*Data for this exercise*.
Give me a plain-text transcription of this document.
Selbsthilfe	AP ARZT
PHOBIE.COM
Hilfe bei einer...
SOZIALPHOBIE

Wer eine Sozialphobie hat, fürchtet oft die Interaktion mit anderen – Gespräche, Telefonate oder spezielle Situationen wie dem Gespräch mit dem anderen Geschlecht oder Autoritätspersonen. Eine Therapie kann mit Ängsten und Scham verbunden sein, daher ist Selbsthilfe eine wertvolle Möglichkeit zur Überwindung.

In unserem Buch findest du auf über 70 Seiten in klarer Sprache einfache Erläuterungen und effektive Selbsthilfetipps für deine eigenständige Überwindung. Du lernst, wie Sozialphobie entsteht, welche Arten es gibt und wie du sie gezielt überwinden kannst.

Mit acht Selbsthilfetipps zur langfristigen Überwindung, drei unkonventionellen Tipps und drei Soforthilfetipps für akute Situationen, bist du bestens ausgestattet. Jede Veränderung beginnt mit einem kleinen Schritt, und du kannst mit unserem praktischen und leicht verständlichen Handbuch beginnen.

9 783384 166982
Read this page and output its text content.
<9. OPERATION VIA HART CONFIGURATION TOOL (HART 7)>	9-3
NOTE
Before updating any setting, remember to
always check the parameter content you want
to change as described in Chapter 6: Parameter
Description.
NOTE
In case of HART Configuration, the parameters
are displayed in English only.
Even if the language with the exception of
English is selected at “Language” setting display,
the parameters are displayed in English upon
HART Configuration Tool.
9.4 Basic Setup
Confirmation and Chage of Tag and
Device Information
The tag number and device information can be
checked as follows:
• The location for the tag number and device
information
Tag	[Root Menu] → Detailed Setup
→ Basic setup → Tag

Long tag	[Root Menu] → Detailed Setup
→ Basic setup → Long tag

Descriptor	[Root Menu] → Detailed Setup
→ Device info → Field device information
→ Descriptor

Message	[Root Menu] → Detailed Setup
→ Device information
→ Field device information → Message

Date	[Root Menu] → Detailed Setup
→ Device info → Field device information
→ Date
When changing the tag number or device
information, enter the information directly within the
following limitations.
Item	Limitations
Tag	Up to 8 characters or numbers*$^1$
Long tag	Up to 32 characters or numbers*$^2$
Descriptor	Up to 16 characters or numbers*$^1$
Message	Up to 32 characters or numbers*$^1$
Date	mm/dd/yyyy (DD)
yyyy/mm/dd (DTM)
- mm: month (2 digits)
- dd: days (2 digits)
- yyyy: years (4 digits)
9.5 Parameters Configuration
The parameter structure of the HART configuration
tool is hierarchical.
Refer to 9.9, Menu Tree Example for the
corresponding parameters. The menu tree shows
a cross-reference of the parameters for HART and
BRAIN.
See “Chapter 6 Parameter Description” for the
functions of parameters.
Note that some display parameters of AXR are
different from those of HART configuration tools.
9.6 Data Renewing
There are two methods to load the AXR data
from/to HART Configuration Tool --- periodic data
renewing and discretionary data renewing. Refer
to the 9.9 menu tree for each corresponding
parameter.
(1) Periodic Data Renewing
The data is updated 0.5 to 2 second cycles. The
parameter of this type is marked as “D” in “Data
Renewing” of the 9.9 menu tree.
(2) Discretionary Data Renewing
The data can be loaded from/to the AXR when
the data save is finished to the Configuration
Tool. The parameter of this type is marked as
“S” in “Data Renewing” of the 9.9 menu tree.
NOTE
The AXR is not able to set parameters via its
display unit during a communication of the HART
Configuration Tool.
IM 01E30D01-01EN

*Exercise task*.
Transcribe the material above word for word.

*Solution for this problem*.
Give me a plain-text transcription of this document.
Selbsthilfe	AP ARZT
PHOBIE.COM
Hilfe bei einer...
SOZIALPHOBIE

Wer eine Sozialphobie hat, fürchtet oft die Interaktion mit anderen – Gespräche, Telefonate oder spezielle Situationen wie dem Gespräch mit dem anderen Geschlecht oder Autoritätspersonen. Eine Therapie kann mit Ängsten und Scham verbunden sein, daher ist Selbsthilfe eine wertvolle Möglichkeit zur Überwindung.

In unserem Buch findest du auf über 70 Seiten in klarer Sprache einfache Erläuterungen und effektive Selbsthilfetipps für deine eigenständige Überwindung. Du lernst, wie Sozialphobie entsteht, welche Arten es gibt und wie du sie gezielt überwinden kannst.

Mit acht Selbsthilfetipps zur langfristigen Überwindung, drei unkonventionellen Tipps und drei Soforthilfetipps für akute Situationen, bist du bestens ausgestattet. Jede Veränderung beginnt mit einem kleinen Schritt, und du kannst mit unserem praktischen und leicht verständlichen Handbuch beginnen.

9 783384 166982
Read this page and output its text content.
<9. OPERATION VIA HART CONFIGURATION TOOL (HART 7)>	9-3
NOTE
Before updating any setting, remember to
always check the parameter content you want
to change as described in Chapter 6: Parameter
Description.
NOTE
In case of HART Configuration, the parameters
are displayed in English only.
Even if the language with the exception of
English is selected at “Language” setting display,
the parameters are displayed in English upon
HART Configuration Tool.
9.4 Basic Setup
Confirmation and Chage of Tag and
Device Information
The tag number and device information can be
checked as follows:
• The location for the tag number and device
information
Tag	[Root Menu] → Detailed Setup
→ Basic setup → Tag

Long tag	[Root Menu] → Detailed Setup
→ Basic setup → Long tag

Descriptor	[Root Menu] → Detailed Setup
→ Device info → Field device information
→ Descriptor

Message	[Root Menu] → Detailed Setup
→ Device information
→ Field device information → Message

Date	[Root Menu] → Detailed Setup
→ Device info → Field device information
→ Date
When changing the tag number or device
information, enter the information directly within the
following limitations.
Item	Limitations
Tag	Up to 8 characters or numbers*$^1$
Long tag	Up to 32 characters or numbers*$^2$
Descriptor	Up to 16 characters or numbers*$^1$
Message	Up to 32 characters or numbers*$^1$
Date	mm/dd/yyyy (DD)
yyyy/mm/dd (DTM)
- mm: month (2 digits)
- dd: days (2 digits)
- yyyy: years (4 digits)
9.5 Parameters Configuration
The parameter structure of the HART configuration
tool is hierarchical.
Refer to 9.9, Menu Tree Example for the
corresponding parameters. The menu tree shows
a cross-reference of the parameters for HART and
BRAIN.
See “Chapter 6 Parameter Description” for the
functions of parameters.
Note that some display parameters of AXR are
different from those of HART configuration tools.
9.6 Data Renewing
There are two methods to load the AXR data
from/to HART Configuration Tool --- periodic data
renewing and discretionary data renewing. Refer
to the 9.9 menu tree for each corresponding
parameter.
(1) Periodic Data Renewing
The data is updated 0.5 to 2 second cycles. The
parameter of this type is marked as “D” in “Data
Renewing” of the 9.9 menu tree.
(2) Discretionary Data Renewing
The data can be loaded from/to the AXR when
the data save is finished to the Configuration
Tool. The parameter of this type is marked as
“S” in “Data Renewing” of the 9.9 menu tree.
NOTE
The AXR is not able to set parameters via its
display unit during a communication of the HART
Configuration Tool.
IM 01E30D01-01EN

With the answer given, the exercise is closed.